> _TASK TO COMPLETE_
Take the data below and repeat it exactly.
───── RECORD EXTRACTS
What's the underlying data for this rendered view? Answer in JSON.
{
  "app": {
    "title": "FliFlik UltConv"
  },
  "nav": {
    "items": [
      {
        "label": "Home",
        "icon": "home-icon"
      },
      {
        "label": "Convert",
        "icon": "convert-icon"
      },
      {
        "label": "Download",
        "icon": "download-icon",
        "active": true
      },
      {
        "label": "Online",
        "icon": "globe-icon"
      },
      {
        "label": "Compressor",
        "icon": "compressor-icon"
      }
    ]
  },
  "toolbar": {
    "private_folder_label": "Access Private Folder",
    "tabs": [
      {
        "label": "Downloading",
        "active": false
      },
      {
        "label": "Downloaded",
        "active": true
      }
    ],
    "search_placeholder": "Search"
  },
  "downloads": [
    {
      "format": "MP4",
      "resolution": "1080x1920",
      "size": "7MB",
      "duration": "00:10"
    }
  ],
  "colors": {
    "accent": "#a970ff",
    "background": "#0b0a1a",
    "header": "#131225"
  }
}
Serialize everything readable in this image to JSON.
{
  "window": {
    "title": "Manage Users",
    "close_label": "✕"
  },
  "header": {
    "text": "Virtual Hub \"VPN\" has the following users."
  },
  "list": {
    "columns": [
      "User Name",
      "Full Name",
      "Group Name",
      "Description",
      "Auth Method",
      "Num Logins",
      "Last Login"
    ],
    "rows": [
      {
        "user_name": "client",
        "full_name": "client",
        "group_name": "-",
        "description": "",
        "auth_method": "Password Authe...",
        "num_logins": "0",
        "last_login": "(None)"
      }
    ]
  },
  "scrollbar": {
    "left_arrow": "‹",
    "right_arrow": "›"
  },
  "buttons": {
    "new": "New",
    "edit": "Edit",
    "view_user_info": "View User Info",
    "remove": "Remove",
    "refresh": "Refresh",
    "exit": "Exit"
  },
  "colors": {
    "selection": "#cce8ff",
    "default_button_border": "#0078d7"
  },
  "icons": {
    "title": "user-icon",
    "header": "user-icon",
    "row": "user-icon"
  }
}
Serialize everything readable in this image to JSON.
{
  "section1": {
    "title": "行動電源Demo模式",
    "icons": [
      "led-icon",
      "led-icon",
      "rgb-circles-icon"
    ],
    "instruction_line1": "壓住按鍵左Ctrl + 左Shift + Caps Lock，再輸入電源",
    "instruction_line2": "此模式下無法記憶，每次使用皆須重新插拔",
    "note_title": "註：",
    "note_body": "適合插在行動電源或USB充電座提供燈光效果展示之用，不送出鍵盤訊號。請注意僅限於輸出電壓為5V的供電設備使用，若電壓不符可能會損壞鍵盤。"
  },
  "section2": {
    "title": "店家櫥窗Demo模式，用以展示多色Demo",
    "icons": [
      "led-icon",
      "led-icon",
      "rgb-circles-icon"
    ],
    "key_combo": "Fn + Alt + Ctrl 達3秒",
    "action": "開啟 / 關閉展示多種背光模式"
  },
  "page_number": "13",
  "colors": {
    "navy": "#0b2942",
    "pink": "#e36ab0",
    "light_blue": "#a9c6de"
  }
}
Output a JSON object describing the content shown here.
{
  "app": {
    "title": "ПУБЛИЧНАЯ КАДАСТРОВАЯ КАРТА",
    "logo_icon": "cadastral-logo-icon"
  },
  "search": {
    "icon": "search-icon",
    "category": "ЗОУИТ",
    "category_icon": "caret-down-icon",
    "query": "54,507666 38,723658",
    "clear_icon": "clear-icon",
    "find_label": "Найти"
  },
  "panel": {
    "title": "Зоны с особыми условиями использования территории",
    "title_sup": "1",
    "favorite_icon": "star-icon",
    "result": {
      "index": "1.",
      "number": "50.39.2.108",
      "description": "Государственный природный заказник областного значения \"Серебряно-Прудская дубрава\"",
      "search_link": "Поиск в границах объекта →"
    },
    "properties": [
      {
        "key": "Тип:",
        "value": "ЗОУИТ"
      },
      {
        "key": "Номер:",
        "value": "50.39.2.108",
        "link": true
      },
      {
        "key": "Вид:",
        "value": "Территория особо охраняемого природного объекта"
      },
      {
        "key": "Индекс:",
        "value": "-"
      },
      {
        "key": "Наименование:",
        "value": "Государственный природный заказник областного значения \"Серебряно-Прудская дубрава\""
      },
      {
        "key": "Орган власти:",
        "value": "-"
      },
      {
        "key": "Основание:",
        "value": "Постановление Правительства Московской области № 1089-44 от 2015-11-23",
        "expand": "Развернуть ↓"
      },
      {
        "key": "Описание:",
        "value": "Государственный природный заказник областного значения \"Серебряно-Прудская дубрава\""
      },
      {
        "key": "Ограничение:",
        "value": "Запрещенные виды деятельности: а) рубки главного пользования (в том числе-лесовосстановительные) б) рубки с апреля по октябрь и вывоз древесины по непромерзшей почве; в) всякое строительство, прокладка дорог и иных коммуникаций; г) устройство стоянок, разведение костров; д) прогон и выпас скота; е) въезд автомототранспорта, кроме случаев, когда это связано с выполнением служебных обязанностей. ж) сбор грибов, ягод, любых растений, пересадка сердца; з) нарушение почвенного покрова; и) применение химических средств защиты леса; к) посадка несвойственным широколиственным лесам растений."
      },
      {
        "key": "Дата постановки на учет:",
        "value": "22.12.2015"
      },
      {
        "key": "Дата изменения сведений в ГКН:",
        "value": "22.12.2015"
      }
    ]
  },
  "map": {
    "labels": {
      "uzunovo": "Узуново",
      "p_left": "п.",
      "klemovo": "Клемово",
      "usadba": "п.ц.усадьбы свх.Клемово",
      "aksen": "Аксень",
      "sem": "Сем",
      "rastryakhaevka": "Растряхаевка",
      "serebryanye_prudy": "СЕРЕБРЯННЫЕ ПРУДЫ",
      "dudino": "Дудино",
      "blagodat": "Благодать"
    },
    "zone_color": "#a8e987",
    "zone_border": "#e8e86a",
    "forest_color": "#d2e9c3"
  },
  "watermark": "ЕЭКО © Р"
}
──────────
> _EXERCISE SOLUTION_
What's the underlying data for this rendered view? Answer in JSON.
{
  "app": {
    "title": "FliFlik UltConv"
  },
  "nav": {
    "items": [
      {
        "label": "Home",
        "icon": "home-icon"
      },
      {
        "label": "Convert",
        "icon": "convert-icon"
      },
      {
        "label": "Download",
        "icon": "download-icon",
        "active": true
      },
      {
        "label": "Online",
        "icon": "globe-icon"
      },
      {
        "label": "Compressor",
        "icon": "compressor-icon"
      }
    ]
  },
  "toolbar": {
    "private_folder_label": "Access Private Folder",
    "tabs": [
      {
        "label": "Downloading",
        "active": false
      },
      {
        "label": "Downloaded",
        "active": true
      }
    ],
    "search_placeholder": "Search"
  },
  "downloads": [
    {
      "format": "MP4",
      "resolution": "1080x1920",
      "size": "7MB",
      "duration": "00:10"
    }
  ],
  "colors": {
    "accent": "#a970ff",
    "background": "#0b0a1a",
    "header": "#131225"
  }
}
Serialize everything readable in this image to JSON.
{
  "window": {
    "title": "Manage Users",
    "close_label": "✕"
  },
  "header": {
    "text": "Virtual Hub \"VPN\" has the following users."
  },
  "list": {
    "columns": [
      "User Name",
      "Full Name",
      "Group Name",
      "Description",
      "Auth Method",
      "Num Logins",
      "Last Login"
    ],
    "rows": [
      {
        "user_name": "client",
        "full_name": "client",
        "group_name": "-",
        "description": "",
        "auth_method": "Password Authe...",
        "num_logins": "0",
        "last_login": "(None)"
      }
    ]
  },
  "scrollbar": {
    "left_arrow": "‹",
    "right_arrow": "›"
  },
  "buttons": {
    "new": "New",
    "edit": "Edit",
    "view_user_info": "View User Info",
    "remove": "Remove",
    "refresh": "Refresh",
    "exit": "Exit"
  },
  "colors": {
    "selection": "#cce8ff",
    "default_button_border": "#0078d7"
  },
  "icons": {
    "title": "user-icon",
    "header": "user-icon",
    "row": "user-icon"
  }
}
Serialize everything readable in this image to JSON.
{
  "section1": {
    "title": "行動電源Demo模式",
    "icons": [
      "led-icon",
      "led-icon",
      "rgb-circles-icon"
    ],
    "instruction_line1": "壓住按鍵左Ctrl + 左Shift + Caps Lock，再輸入電源",
    "instruction_line2": "此模式下無法記憶，每次使用皆須重新插拔",
    "note_title": "註：",
    "note_body": "適合插在行動電源或USB充電座提供燈光效果展示之用，不送出鍵盤訊號。請注意僅限於輸出電壓為5V的供電設備使用，若電壓不符可能會損壞鍵盤。"
  },
  "section2": {
    "title": "店家櫥窗Demo模式，用以展示多色Demo",
    "icons": [
      "led-icon",
      "led-icon",
      "rgb-circles-icon"
    ],
    "key_combo": "Fn + Alt + Ctrl 達3秒",
    "action": "開啟 / 關閉展示多種背光模式"
  },
  "page_number": "13",
  "colors": {
    "navy": "#0b2942",
    "pink": "#e36ab0",
    "light_blue": "#a9c6de"
  }
}
Output a JSON object describing the content shown here.
{
  "app": {
    "title": "ПУБЛИЧНАЯ КАДАСТРОВАЯ КАРТА",
    "logo_icon": "cadastral-logo-icon"
  },
  "search": {
    "icon": "search-icon",
    "category": "ЗОУИТ",
    "category_icon": "caret-down-icon",
    "query": "54,507666 38,723658",
    "clear_icon": "clear-icon",
    "find_label": "Найти"
  },
  "panel": {
    "title": "Зоны с особыми условиями использования территории",
    "title_sup": "1",
    "favorite_icon": "star-icon",
    "result": {
      "index": "1.",
      "number": "50.39.2.108",
      "description": "Государственный природный заказник областного значения \"Серебряно-Прудская дубрава\"",
      "search_link": "Поиск в границах объекта →"
    },
    "properties": [
      {
        "key": "Тип:",
        "value": "ЗОУИТ"
      },
      {
        "key": "Номер:",
        "value": "50.39.2.108",
        "link": true
      },
      {
        "key": "Вид:",
        "value": "Территория особо охраняемого природного объекта"
      },
      {
        "key": "Индекс:",
        "value": "-"
      },
      {
        "key": "Наименование:",
        "value": "Государственный природный заказник областного значения \"Серебряно-Прудская дубрава\""
      },
      {
        "key": "Орган власти:",
        "value": "-"
      },
      {
        "key": "Основание:",
        "value": "Постановление Правительства Московской области № 1089-44 от 2015-11-23",
        "expand": "Развернуть ↓"
      },
      {
        "key": "Описание:",
        "value": "Государственный природный заказник областного значения \"Серебряно-Прудская дубрава\""
      },
      {
        "key": "Ограничение:",
        "value": "Запрещенные виды деятельности: а) рубки главного пользования (в том числе-лесовосстановительные) б) рубки с апреля по октябрь и вывоз древесины по непромерзшей почве; в) всякое строительство, прокладка дорог и иных коммуникаций; г) устройство стоянок, разведение костров; д) прогон и выпас скота; е) въезд автомототранспорта, кроме случаев, когда это связано с выполнением служебных обязанностей. ж) сбор грибов, ягод, любых растений, пересадка сердца; з) нарушение почвенного покрова; и) применение химических средств защиты леса; к) посадка несвойственным широколиственным лесам растений."
      },
      {
        "key": "Дата постановки на учет:",
        "value": "22.12.2015"
      },
      {
        "key": "Дата изменения сведений в ГКН:",
        "value": "22.12.2015"
      }
    ]
  },
  "map": {
    "labels": {
      "uzunovo": "Узуново",
      "p_left": "п.",
      "klemovo": "Клемово",
      "usadba": "п.ц.усадьбы свх.Клемово",
      "aksen": "Аксень",
      "sem": "Сем",
      "rastryakhaevka": "Растряхаевка",
      "serebryanye_prudy": "СЕРЕБРЯННЫЕ ПРУДЫ",
      "dudino": "Дудино",
      "blagodat": "Благодать"
    },
    "zone_color": "#a8e987",
    "zone_border": "#e8e86a",
    "forest_color": "#d2e9c3"
  },
  "watermark": "ЕЭКО © Р"
}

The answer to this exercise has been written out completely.